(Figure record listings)
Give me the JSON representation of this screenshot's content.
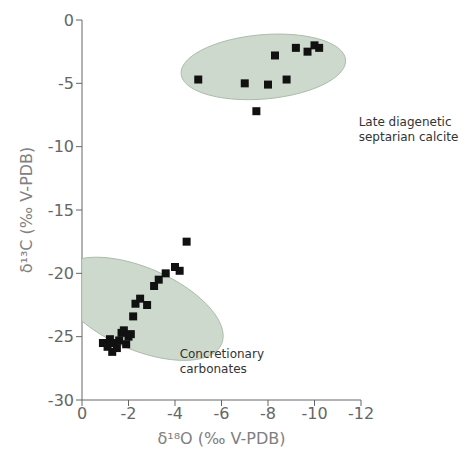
{
  "chart_data": {
    "type": "scatter",
    "xlabel": "δ¹⁸O (‰ V-PDB)",
    "ylabel": "δ¹³C (‰ V-PDB)",
    "xlim": [
      0,
      -12
    ],
    "ylim": [
      -30,
      0
    ],
    "xticks": [
      0,
      -2,
      -4,
      -6,
      -8,
      -10,
      -12
    ],
    "yticks": [
      0,
      -5,
      -10,
      -15,
      -20,
      -25,
      -30
    ],
    "grid": false,
    "series": [
      {
        "type": "scatter",
        "color": "#111111",
        "marker": "square",
        "x": [
          -5.0,
          -7.0,
          -7.5,
          -8.0,
          -8.3,
          -8.8,
          -9.2,
          -9.7,
          -10.0,
          -10.2
        ],
        "values": [
          -4.7,
          -5.0,
          -7.2,
          -5.1,
          -2.8,
          -4.7,
          -2.2,
          -2.5,
          -2.0,
          -2.2
        ]
      },
      {
        "type": "scatter",
        "color": "#111111",
        "marker": "square",
        "x": [
          -0.9,
          -1.1,
          -1.2,
          -1.3,
          -1.35,
          -1.5,
          -1.6,
          -1.7,
          -1.8,
          -1.9,
          -2.0,
          -2.1,
          -2.2,
          -2.3,
          -2.5,
          -2.8,
          -3.1,
          -3.3,
          -3.6,
          -4.0,
          -4.2,
          -4.5
        ],
        "values": [
          -25.5,
          -25.8,
          -25.2,
          -26.2,
          -25.5,
          -25.9,
          -25.3,
          -24.7,
          -24.5,
          -25.6,
          -25.0,
          -24.8,
          -23.4,
          -22.4,
          -22.0,
          -22.5,
          -21.0,
          -20.5,
          -20.0,
          -19.5,
          -19.8,
          -17.5
        ]
      }
    ],
    "ellipses": [
      {
        "center_x": -7.8,
        "center_y": -3.7,
        "width": 7.2,
        "height": 5.0,
        "angle": -15,
        "color": "#c8d5c8",
        "edge_color": "#aabbaa"
      },
      {
        "center_x": -2.5,
        "center_y": -22.8,
        "width": 5.2,
        "height": 9.5,
        "angle": -38,
        "color": "#c8d5c8",
        "edge_color": "#aabbaa"
      }
    ],
    "annotations": [
      {
        "text": "Late diagenetic\nseptarian calcite",
        "x": -11.9,
        "y": -7.5
      },
      {
        "text": "Concretionary\ncarbonates",
        "x": -4.2,
        "y": -25.8
      }
    ]
  }
}
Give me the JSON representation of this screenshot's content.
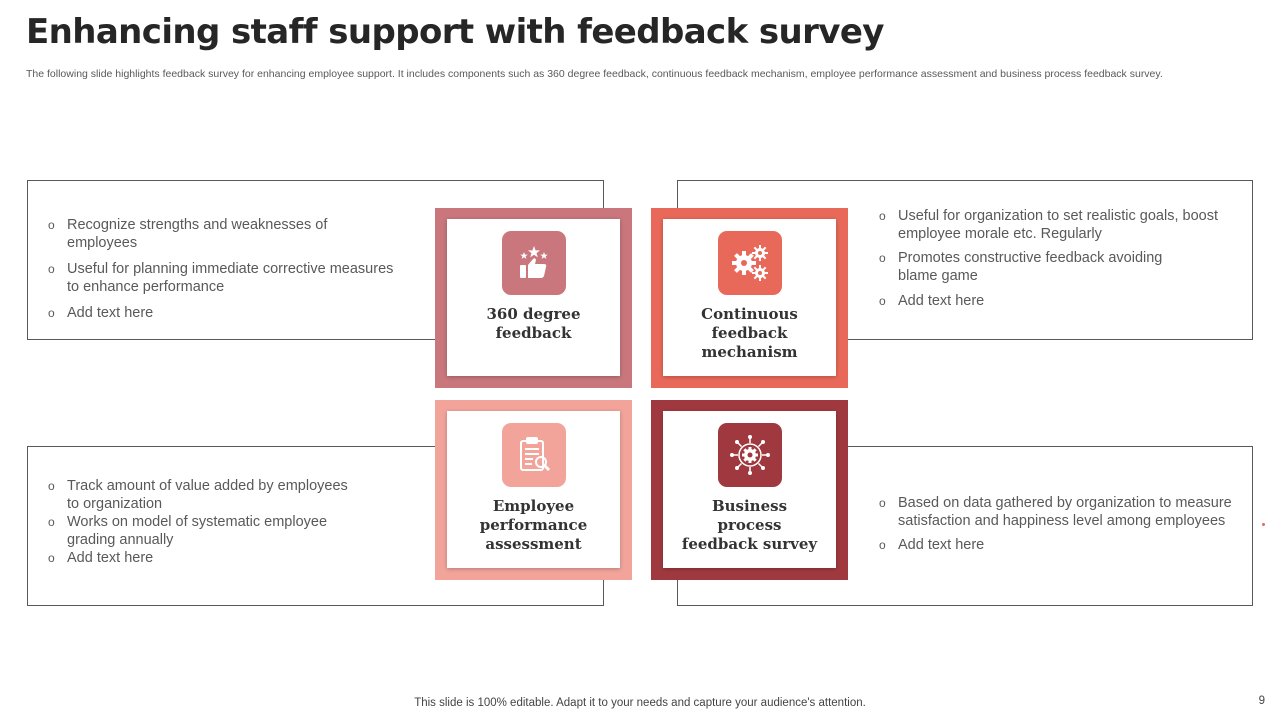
{
  "slide": {
    "title": "Enhancing staff support with feedback survey",
    "subtitle": "The following slide highlights feedback survey for enhancing employee support. It includes components such as 360 degree feedback, continuous feedback mechanism, employee performance assessment and business process feedback survey.",
    "footer": "This slide is 100% editable. Adapt it to your needs and capture your audience's attention.",
    "page_number": "9"
  },
  "colors": {
    "card_360": "#c9777c",
    "card_continuous": "#e8695a",
    "card_assessment": "#f2a49b",
    "card_business": "#a0393f",
    "accent_dot": "#e8695a"
  },
  "cards": [
    {
      "label": "360 degree feedback",
      "icon": "thumbs-up-stars-icon"
    },
    {
      "label": "Continuous feedback mechanism",
      "icon": "gears-icon"
    },
    {
      "label": "Employee performance assessment",
      "icon": "clipboard-search-icon"
    },
    {
      "label": "Business process feedback survey",
      "icon": "network-gear-icon"
    }
  ],
  "boxes": {
    "top_left": [
      "Recognize strengths and weaknesses of employees",
      "Useful for planning immediate corrective measures to enhance performance",
      "Add text here"
    ],
    "top_right": [
      "Useful for organization to set realistic goals, boost employee morale etc. Regularly",
      "Promotes constructive feedback avoiding blame game",
      "Add text here"
    ],
    "bottom_left": [
      "Track amount of value added by employees to organization",
      "Works on model of systematic employee grading annually",
      "Add text here"
    ],
    "bottom_right": [
      "Based on data gathered by organization to measure satisfaction and happiness level among employees",
      "Add text here"
    ]
  }
}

**THE PROBLEM:**
Reproduce every line from the entries that holds the word "Useful".

**ANSWER FOR THE TASK:**
      "Useful for planning immediate corrective measures to enhance performance",
      "Useful for organization to set realistic goals, boost employee morale etc. Regularly",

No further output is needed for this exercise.